Collected data:
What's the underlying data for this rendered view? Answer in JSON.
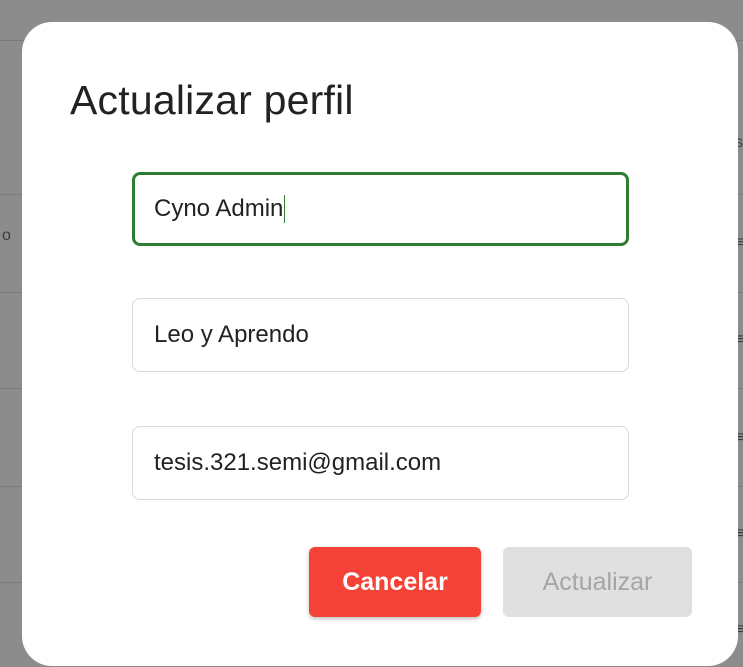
{
  "dialog": {
    "title": "Actualizar perfil",
    "fields": [
      {
        "name": "nombre",
        "value": "Cyno Admin",
        "focused": true
      },
      {
        "name": "institucion",
        "value": "Leo y Aprendo",
        "focused": false
      },
      {
        "name": "email",
        "value": "tesis.321.semi@gmail.com",
        "focused": false
      }
    ],
    "buttons": {
      "cancel_label": "Cancelar",
      "update_label": "Actualizar",
      "update_disabled": true
    }
  },
  "colors": {
    "focus_border": "#2e7d32",
    "cancel_bg": "#f44336",
    "update_bg_disabled": "#e0e0e0",
    "update_text_disabled": "#a5a5a5",
    "backdrop": "#8c8c8c"
  }
}
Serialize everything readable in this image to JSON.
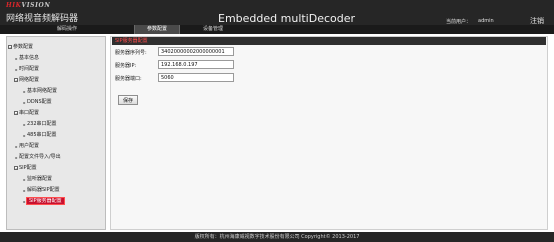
{
  "brand": {
    "logo_primary": "HIK",
    "logo_secondary": "VISION",
    "app_title": "网络视音频解码器",
    "logo_color": "#d8262b"
  },
  "header": {
    "product_title": "Embedded multiDecoder",
    "user_label": "当前用户：",
    "user_name": "admin",
    "logout_label": "注销"
  },
  "menu": {
    "items": [
      {
        "label": "解码操作",
        "active": false
      },
      {
        "label": "参数配置",
        "active": true
      },
      {
        "label": "设备管理",
        "active": false
      }
    ]
  },
  "sidebar": {
    "items": [
      {
        "label": "参数配置",
        "level": 0,
        "kind": "expander",
        "glyph": "−"
      },
      {
        "label": "基本信息",
        "level": 1,
        "kind": "leaf",
        "glyph": "▸"
      },
      {
        "label": "时间配置",
        "level": 1,
        "kind": "leaf",
        "glyph": "▸"
      },
      {
        "label": "网络配置",
        "level": 1,
        "kind": "expander",
        "glyph": "−"
      },
      {
        "label": "基本网络配置",
        "level": 2,
        "kind": "leaf",
        "glyph": "▸"
      },
      {
        "label": "DDNS配置",
        "level": 2,
        "kind": "leaf",
        "glyph": "▸"
      },
      {
        "label": "串口配置",
        "level": 1,
        "kind": "expander",
        "glyph": "−"
      },
      {
        "label": "232串口配置",
        "level": 2,
        "kind": "leaf",
        "glyph": "▸"
      },
      {
        "label": "485串口配置",
        "level": 2,
        "kind": "leaf",
        "glyph": "▸"
      },
      {
        "label": "用户配置",
        "level": 1,
        "kind": "leaf",
        "glyph": "▸"
      },
      {
        "label": "配置文件导入/导出",
        "level": 1,
        "kind": "leaf",
        "glyph": "▸"
      },
      {
        "label": "SIP配置",
        "level": 1,
        "kind": "expander",
        "glyph": "−"
      },
      {
        "label": "监听器配置",
        "level": 2,
        "kind": "leaf",
        "glyph": "▸"
      },
      {
        "label": "解码器SIP配置",
        "level": 2,
        "kind": "leaf",
        "glyph": "▸"
      },
      {
        "label": "SIP服务器配置",
        "level": 2,
        "kind": "leaf",
        "glyph": "▸",
        "selected": true
      }
    ],
    "selected_color": "#c8102e"
  },
  "main": {
    "section_title": "SIP服务器配置",
    "fields": [
      {
        "label": "服务器序列号:",
        "value": "34020000002000000001"
      },
      {
        "label": "服务器IP:",
        "value": "192.168.0.197"
      },
      {
        "label": "服务器端口:",
        "value": "5060"
      }
    ],
    "save_label": "保存"
  },
  "footer": {
    "text": "版权所有：杭州海康威视数字技术股份有限公司 Copyright© 2013-2017"
  }
}
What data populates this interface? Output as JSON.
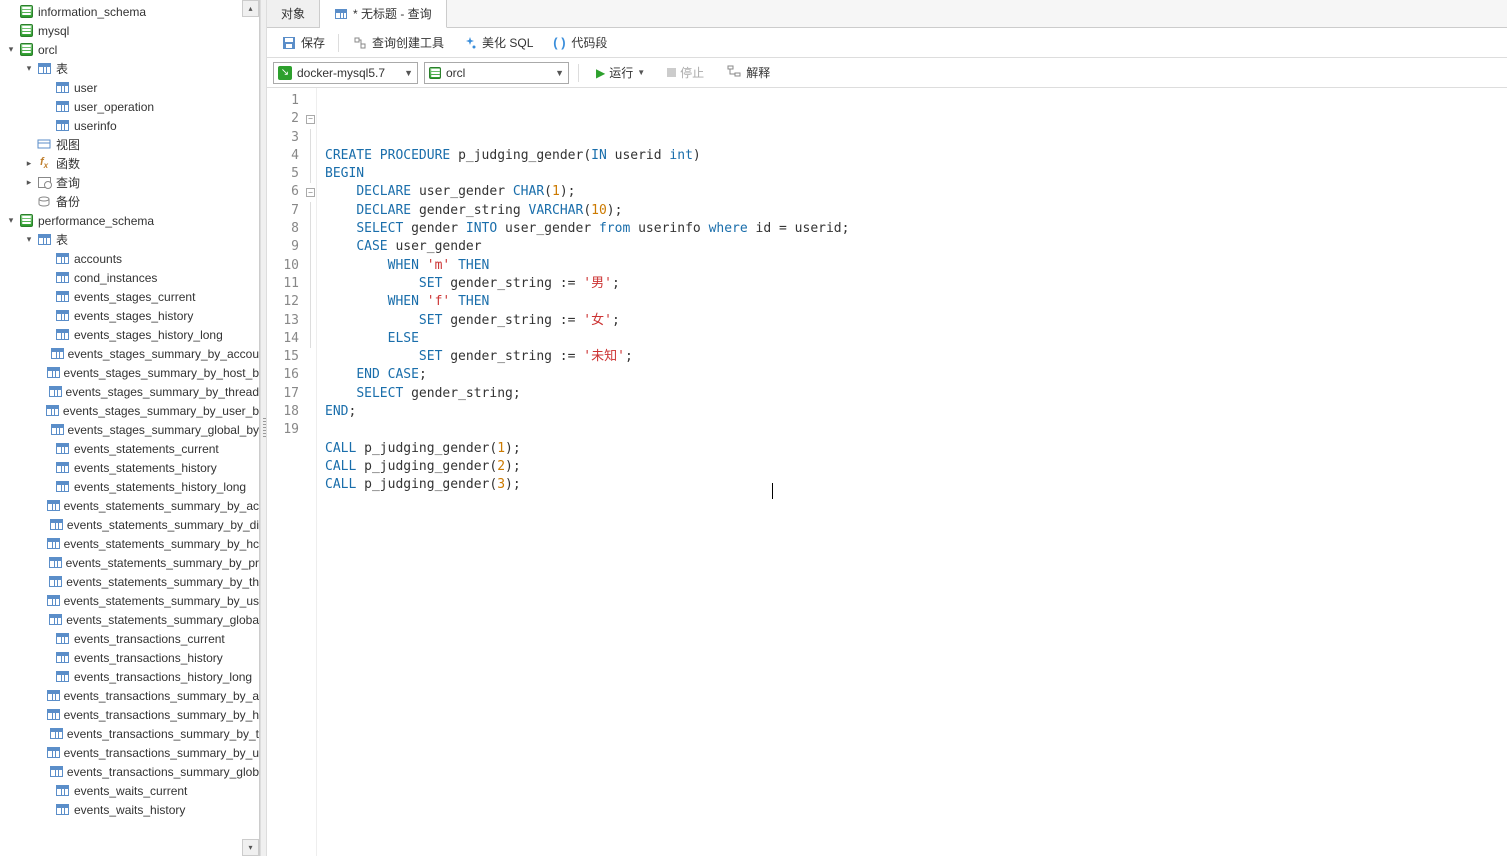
{
  "sidebar": {
    "nodes": [
      {
        "depth": 0,
        "arrow": "none",
        "icon": "db",
        "label": "information_schema"
      },
      {
        "depth": 0,
        "arrow": "none",
        "icon": "db",
        "label": "mysql"
      },
      {
        "depth": 0,
        "arrow": "open",
        "icon": "db",
        "label": "orcl"
      },
      {
        "depth": 1,
        "arrow": "open",
        "icon": "folder-table",
        "label": "表"
      },
      {
        "depth": 2,
        "arrow": "none",
        "icon": "table",
        "label": "user"
      },
      {
        "depth": 2,
        "arrow": "none",
        "icon": "table",
        "label": "user_operation"
      },
      {
        "depth": 2,
        "arrow": "none",
        "icon": "table",
        "label": "userinfo"
      },
      {
        "depth": 1,
        "arrow": "none",
        "icon": "view",
        "label": "视图"
      },
      {
        "depth": 1,
        "arrow": "closed",
        "icon": "fx",
        "label": "函数"
      },
      {
        "depth": 1,
        "arrow": "closed",
        "icon": "query",
        "label": "查询"
      },
      {
        "depth": 1,
        "arrow": "none",
        "icon": "backup",
        "label": "备份"
      },
      {
        "depth": 0,
        "arrow": "open",
        "icon": "db",
        "label": "performance_schema"
      },
      {
        "depth": 1,
        "arrow": "open",
        "icon": "folder-table",
        "label": "表"
      },
      {
        "depth": 2,
        "arrow": "none",
        "icon": "table",
        "label": "accounts"
      },
      {
        "depth": 2,
        "arrow": "none",
        "icon": "table",
        "label": "cond_instances"
      },
      {
        "depth": 2,
        "arrow": "none",
        "icon": "table",
        "label": "events_stages_current"
      },
      {
        "depth": 2,
        "arrow": "none",
        "icon": "table",
        "label": "events_stages_history"
      },
      {
        "depth": 2,
        "arrow": "none",
        "icon": "table",
        "label": "events_stages_history_long"
      },
      {
        "depth": 2,
        "arrow": "none",
        "icon": "table",
        "label": "events_stages_summary_by_accou"
      },
      {
        "depth": 2,
        "arrow": "none",
        "icon": "table",
        "label": "events_stages_summary_by_host_b"
      },
      {
        "depth": 2,
        "arrow": "none",
        "icon": "table",
        "label": "events_stages_summary_by_thread"
      },
      {
        "depth": 2,
        "arrow": "none",
        "icon": "table",
        "label": "events_stages_summary_by_user_b"
      },
      {
        "depth": 2,
        "arrow": "none",
        "icon": "table",
        "label": "events_stages_summary_global_by"
      },
      {
        "depth": 2,
        "arrow": "none",
        "icon": "table",
        "label": "events_statements_current"
      },
      {
        "depth": 2,
        "arrow": "none",
        "icon": "table",
        "label": "events_statements_history"
      },
      {
        "depth": 2,
        "arrow": "none",
        "icon": "table",
        "label": "events_statements_history_long"
      },
      {
        "depth": 2,
        "arrow": "none",
        "icon": "table",
        "label": "events_statements_summary_by_ac"
      },
      {
        "depth": 2,
        "arrow": "none",
        "icon": "table",
        "label": "events_statements_summary_by_di"
      },
      {
        "depth": 2,
        "arrow": "none",
        "icon": "table",
        "label": "events_statements_summary_by_hc"
      },
      {
        "depth": 2,
        "arrow": "none",
        "icon": "table",
        "label": "events_statements_summary_by_pr"
      },
      {
        "depth": 2,
        "arrow": "none",
        "icon": "table",
        "label": "events_statements_summary_by_th"
      },
      {
        "depth": 2,
        "arrow": "none",
        "icon": "table",
        "label": "events_statements_summary_by_us"
      },
      {
        "depth": 2,
        "arrow": "none",
        "icon": "table",
        "label": "events_statements_summary_globa"
      },
      {
        "depth": 2,
        "arrow": "none",
        "icon": "table",
        "label": "events_transactions_current"
      },
      {
        "depth": 2,
        "arrow": "none",
        "icon": "table",
        "label": "events_transactions_history"
      },
      {
        "depth": 2,
        "arrow": "none",
        "icon": "table",
        "label": "events_transactions_history_long"
      },
      {
        "depth": 2,
        "arrow": "none",
        "icon": "table",
        "label": "events_transactions_summary_by_a"
      },
      {
        "depth": 2,
        "arrow": "none",
        "icon": "table",
        "label": "events_transactions_summary_by_h"
      },
      {
        "depth": 2,
        "arrow": "none",
        "icon": "table",
        "label": "events_transactions_summary_by_t"
      },
      {
        "depth": 2,
        "arrow": "none",
        "icon": "table",
        "label": "events_transactions_summary_by_u"
      },
      {
        "depth": 2,
        "arrow": "none",
        "icon": "table",
        "label": "events_transactions_summary_glob"
      },
      {
        "depth": 2,
        "arrow": "none",
        "icon": "table",
        "label": "events_waits_current"
      },
      {
        "depth": 2,
        "arrow": "none",
        "icon": "table",
        "label": "events_waits_history"
      }
    ]
  },
  "tabs": {
    "objects_label": "对象",
    "query_label": "* 无标题 - 查询"
  },
  "toolbar": {
    "save": "保存",
    "builder": "查询创建工具",
    "beautify": "美化 SQL",
    "snippet": "代码段"
  },
  "connrow": {
    "connection": "docker-mysql5.7",
    "database": "orcl",
    "run": "运行",
    "stop": "停止",
    "explain": "解释"
  },
  "code": {
    "lines": [
      {
        "n": 1,
        "tokens": [
          [
            "kw",
            "CREATE"
          ],
          [
            " ",
            " "
          ],
          [
            "kw",
            "PROCEDURE"
          ],
          [
            " ",
            " "
          ],
          [
            "ident",
            "p_judging_gender"
          ],
          [
            "paren",
            "("
          ],
          [
            "kw",
            "IN"
          ],
          [
            " ",
            " "
          ],
          [
            "ident",
            "userid "
          ],
          [
            "type",
            "int"
          ],
          [
            "paren",
            ")"
          ]
        ]
      },
      {
        "n": 2,
        "fold": "open",
        "tokens": [
          [
            "kw",
            "BEGIN"
          ]
        ]
      },
      {
        "n": 3,
        "tokens": [
          [
            " ",
            "    "
          ],
          [
            "kw",
            "DECLARE"
          ],
          [
            " ",
            " "
          ],
          [
            "ident",
            "user_gender "
          ],
          [
            "type",
            "CHAR"
          ],
          [
            "paren",
            "("
          ],
          [
            "num",
            "1"
          ],
          [
            "paren",
            ")"
          ],
          [
            "ident",
            ";"
          ]
        ]
      },
      {
        "n": 4,
        "tokens": [
          [
            " ",
            "    "
          ],
          [
            "kw",
            "DECLARE"
          ],
          [
            " ",
            " "
          ],
          [
            "ident",
            "gender_string "
          ],
          [
            "type",
            "VARCHAR"
          ],
          [
            "paren",
            "("
          ],
          [
            "num",
            "10"
          ],
          [
            "paren",
            ")"
          ],
          [
            "ident",
            ";"
          ]
        ]
      },
      {
        "n": 5,
        "tokens": [
          [
            " ",
            "    "
          ],
          [
            "kw",
            "SELECT"
          ],
          [
            " ",
            " "
          ],
          [
            "ident",
            "gender "
          ],
          [
            "kw",
            "INTO"
          ],
          [
            " ",
            " "
          ],
          [
            "ident",
            "user_gender "
          ],
          [
            "kw",
            "from"
          ],
          [
            " ",
            " "
          ],
          [
            "ident",
            "userinfo "
          ],
          [
            "kw",
            "where"
          ],
          [
            " ",
            " "
          ],
          [
            "ident",
            "id = userid;"
          ]
        ]
      },
      {
        "n": 6,
        "fold": "open",
        "tokens": [
          [
            " ",
            "    "
          ],
          [
            "kw",
            "CASE"
          ],
          [
            " ",
            " "
          ],
          [
            "ident",
            "user_gender"
          ]
        ]
      },
      {
        "n": 7,
        "tokens": [
          [
            " ",
            "        "
          ],
          [
            "kw",
            "WHEN"
          ],
          [
            " ",
            " "
          ],
          [
            "str",
            "'m'"
          ],
          [
            " ",
            " "
          ],
          [
            "kw",
            "THEN"
          ]
        ]
      },
      {
        "n": 8,
        "tokens": [
          [
            " ",
            "            "
          ],
          [
            "kw",
            "SET"
          ],
          [
            " ",
            " "
          ],
          [
            "ident",
            "gender_string := "
          ],
          [
            "str",
            "'男'"
          ],
          [
            "ident",
            ";"
          ]
        ]
      },
      {
        "n": 9,
        "tokens": [
          [
            " ",
            "        "
          ],
          [
            "kw",
            "WHEN"
          ],
          [
            " ",
            " "
          ],
          [
            "str",
            "'f'"
          ],
          [
            " ",
            " "
          ],
          [
            "kw",
            "THEN"
          ]
        ]
      },
      {
        "n": 10,
        "tokens": [
          [
            " ",
            "            "
          ],
          [
            "kw",
            "SET"
          ],
          [
            " ",
            " "
          ],
          [
            "ident",
            "gender_string := "
          ],
          [
            "str",
            "'女'"
          ],
          [
            "ident",
            ";"
          ]
        ]
      },
      {
        "n": 11,
        "tokens": [
          [
            " ",
            "        "
          ],
          [
            "kw",
            "ELSE"
          ]
        ]
      },
      {
        "n": 12,
        "tokens": [
          [
            " ",
            "            "
          ],
          [
            "kw",
            "SET"
          ],
          [
            " ",
            " "
          ],
          [
            "ident",
            "gender_string := "
          ],
          [
            "str",
            "'未知'"
          ],
          [
            "ident",
            ";"
          ]
        ]
      },
      {
        "n": 13,
        "tokens": [
          [
            " ",
            "    "
          ],
          [
            "kw",
            "END"
          ],
          [
            " ",
            " "
          ],
          [
            "kw",
            "CASE"
          ],
          [
            "ident",
            ";"
          ]
        ]
      },
      {
        "n": 14,
        "tokens": [
          [
            " ",
            "    "
          ],
          [
            "kw",
            "SELECT"
          ],
          [
            " ",
            " "
          ],
          [
            "ident",
            "gender_string;"
          ]
        ]
      },
      {
        "n": 15,
        "tokens": [
          [
            "kw",
            "END"
          ],
          [
            "ident",
            ";"
          ]
        ]
      },
      {
        "n": 16,
        "tokens": []
      },
      {
        "n": 17,
        "tokens": [
          [
            "kw",
            "CALL"
          ],
          [
            " ",
            " "
          ],
          [
            "ident",
            "p_judging_gender"
          ],
          [
            "paren",
            "("
          ],
          [
            "num",
            "1"
          ],
          [
            "paren",
            ")"
          ],
          [
            "ident",
            ";"
          ]
        ]
      },
      {
        "n": 18,
        "tokens": [
          [
            "kw",
            "CALL"
          ],
          [
            " ",
            " "
          ],
          [
            "ident",
            "p_judging_gender"
          ],
          [
            "paren",
            "("
          ],
          [
            "num",
            "2"
          ],
          [
            "paren",
            ")"
          ],
          [
            "ident",
            ";"
          ]
        ]
      },
      {
        "n": 19,
        "tokens": [
          [
            "kw",
            "CALL"
          ],
          [
            " ",
            " "
          ],
          [
            "ident",
            "p_judging_gender"
          ],
          [
            "paren",
            "("
          ],
          [
            "num",
            "3"
          ],
          [
            "paren",
            ")"
          ],
          [
            "ident",
            ";"
          ]
        ]
      }
    ]
  }
}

• **WRITTEN TASK**
State the number of lines in the preceding entries that include the word "JSON". Provide nothing else.

• **EXERCISE OUTPUT**
3